▶ Dataset items:

────────────────────────────────────────

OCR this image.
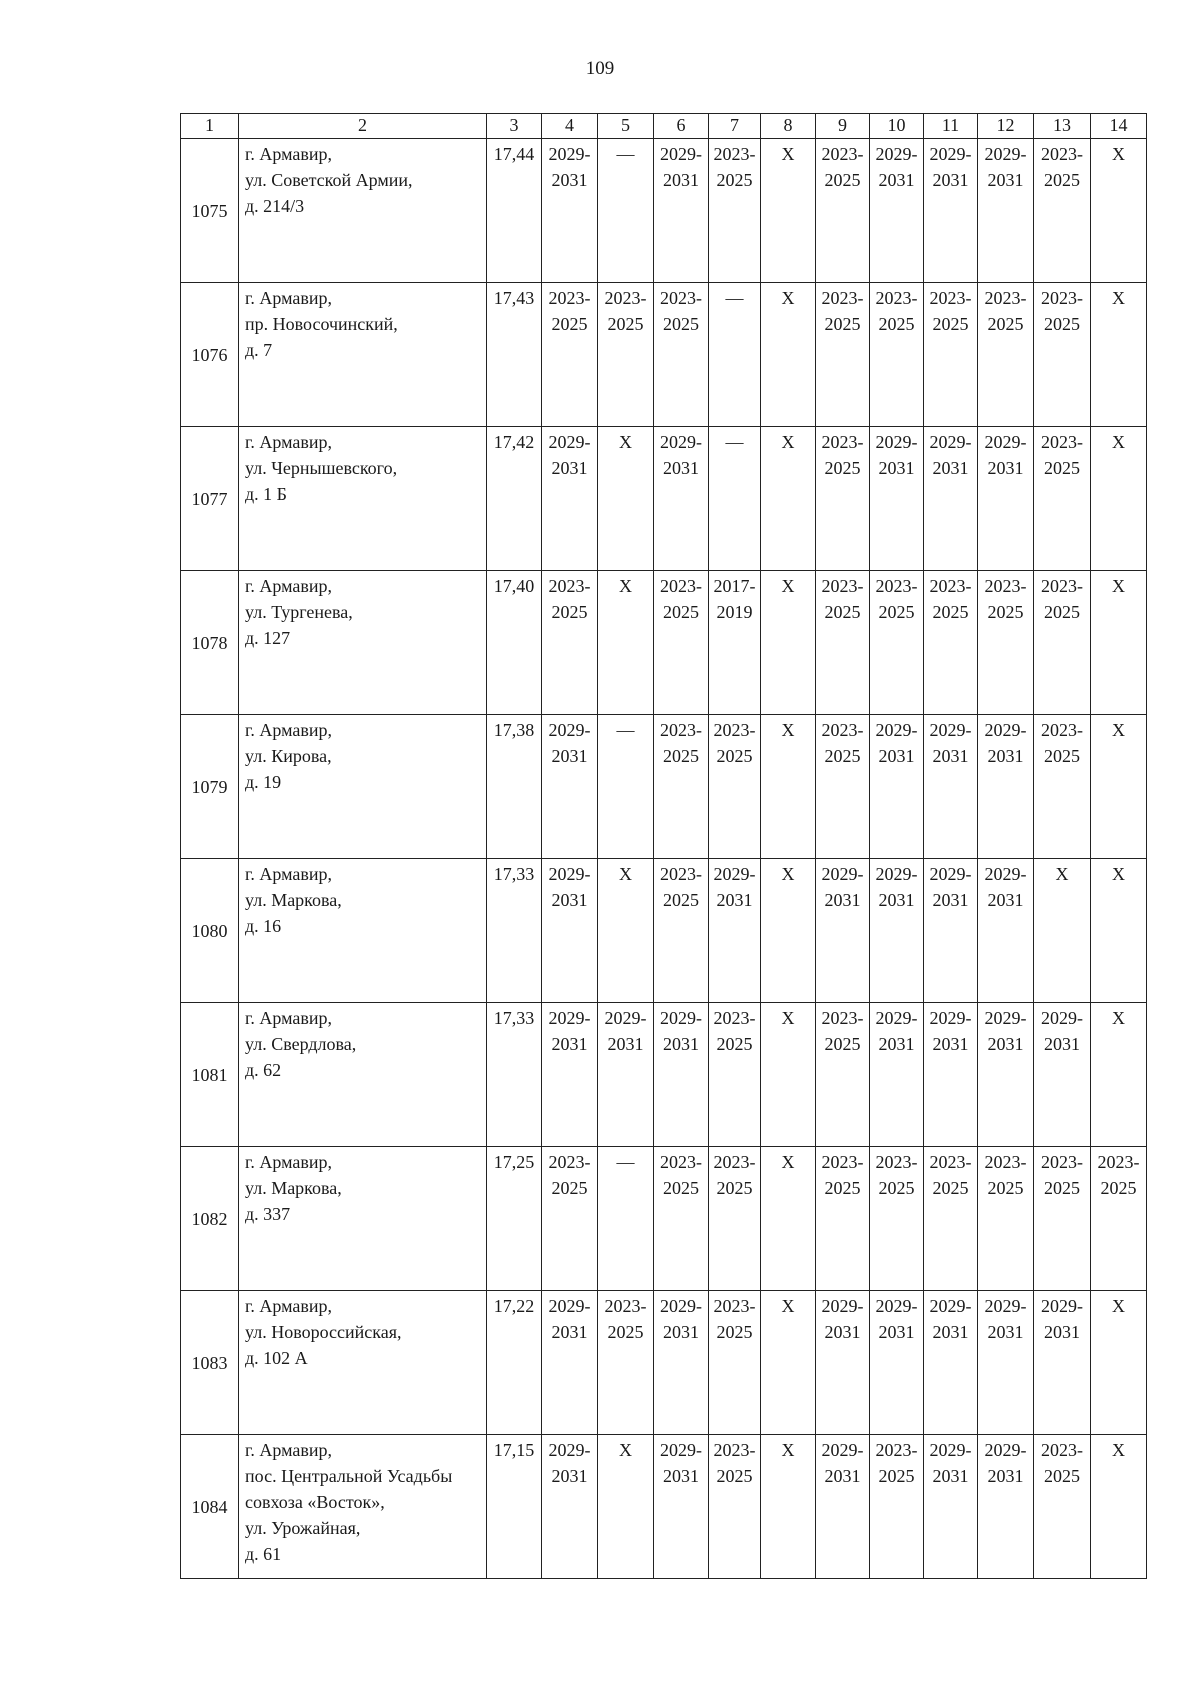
109
1	2	3	4	5	6	7	8	9	10	11	12	13	14
1075	г. Армавир,
ул. Советской Армии,
д. 214/3	17,44	2029-
2031	—	2029-
2031	2023-
2025	X	2023-
2025	2029-
2031	2029-
2031	2029-
2031	2023-
2025	X

1076	г. Армавир,
пр. Новосочинский,
д. 7	17,43	2023-
2025	2023-
2025	2023-
2025	—	X	2023-
2025	2023-
2025	2023-
2025	2023-
2025	2023-
2025	X

1077	г. Армавир,
ул. Чернышевского,
д. 1 Б	17,42	2029-
2031	X	2029-
2031	—	X	2023-
2025	2029-
2031	2029-
2031	2029-
2031	2023-
2025	X

1078	г. Армавир,
ул. Тургенева,
д. 127	17,40	2023-
2025	X	2023-
2025	2017-
2019	X	2023-
2025	2023-
2025	2023-
2025	2023-
2025	2023-
2025	X

1079	г. Армавир,
ул. Кирова,
д. 19	17,38	2029-
2031	—	2023-
2025	2023-
2025	X	2023-
2025	2029-
2031	2029-
2031	2029-
2031	2023-
2025	X

1080	г. Армавир,
ул. Маркова,
д. 16	17,33	2029-
2031	X	2023-
2025	2029-
2031	X	2029-
2031	2029-
2031	2029-
2031	2029-
2031	X	X

1081	г. Армавир,
ул. Свердлова,
д. 62	17,33	2029-
2031	2029-
2031	2029-
2031	2023-
2025	X	2023-
2025	2029-
2031	2029-
2031	2029-
2031	2029-
2031	X

1082	г. Армавир,
ул. Маркова,
д. 337	17,25	2023-
2025	—	2023-
2025	2023-
2025	X	2023-
2025	2023-
2025	2023-
2025	2023-
2025	2023-
2025	2023-
2025

1083	г. Армавир,
ул. Новороссийская,
д. 102 А	17,22	2029-
2031	2023-
2025	2029-
2031	2023-
2025	X	2029-
2031	2029-
2031	2029-
2031	2029-
2031	2029-
2031	X

1084	г. Армавир,
пос. Центральной Усадьбы
совхоза «Восток»,
ул. Урожайная,
д. 61	17,15	2029-
2031	X	2029-
2031	2023-
2025	X	2029-
2031	2023-
2025	2029-
2031	2029-
2031	2023-
2025	X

────────────────────────────────────────

▶ Given task:
Output all of the data exactly as it stands, minus any images.

▶ Expected answer:
OCR this image.
109
1	2	3	4	5	6	7	8	9	10	11	12	13	14
1075	г. Армавир,
ул. Советской Армии,
д. 214/3	17,44	2029-
2031	—	2029-
2031	2023-
2025	X	2023-
2025	2029-
2031	2029-
2031	2029-
2031	2023-
2025	X

1076	г. Армавир,
пр. Новосочинский,
д. 7	17,43	2023-
2025	2023-
2025	2023-
2025	—	X	2023-
2025	2023-
2025	2023-
2025	2023-
2025	2023-
2025	X

1077	г. Армавир,
ул. Чернышевского,
д. 1 Б	17,42	2029-
2031	X	2029-
2031	—	X	2023-
2025	2029-
2031	2029-
2031	2029-
2031	2023-
2025	X

1078	г. Армавир,
ул. Тургенева,
д. 127	17,40	2023-
2025	X	2023-
2025	2017-
2019	X	2023-
2025	2023-
2025	2023-
2025	2023-
2025	2023-
2025	X

1079	г. Армавир,
ул. Кирова,
д. 19	17,38	2029-
2031	—	2023-
2025	2023-
2025	X	2023-
2025	2029-
2031	2029-
2031	2029-
2031	2023-
2025	X

1080	г. Армавир,
ул. Маркова,
д. 16	17,33	2029-
2031	X	2023-
2025	2029-
2031	X	2029-
2031	2029-
2031	2029-
2031	2029-
2031	X	X

1081	г. Армавир,
ул. Свердлова,
д. 62	17,33	2029-
2031	2029-
2031	2029-
2031	2023-
2025	X	2023-
2025	2029-
2031	2029-
2031	2029-
2031	2029-
2031	X

1082	г. Армавир,
ул. Маркова,
д. 337	17,25	2023-
2025	—	2023-
2025	2023-
2025	X	2023-
2025	2023-
2025	2023-
2025	2023-
2025	2023-
2025	2023-
2025

1083	г. Армавир,
ул. Новороссийская,
д. 102 А	17,22	2029-
2031	2023-
2025	2029-
2031	2023-
2025	X	2029-
2031	2029-
2031	2029-
2031	2029-
2031	2029-
2031	X

1084	г. Армавир,
пос. Центральной Усадьбы
совхоза «Восток»,
ул. Урожайная,
д. 61	17,15	2029-
2031	X	2029-
2031	2023-
2025	X	2029-
2031	2023-
2025	2029-
2031	2029-
2031	2023-
2025	X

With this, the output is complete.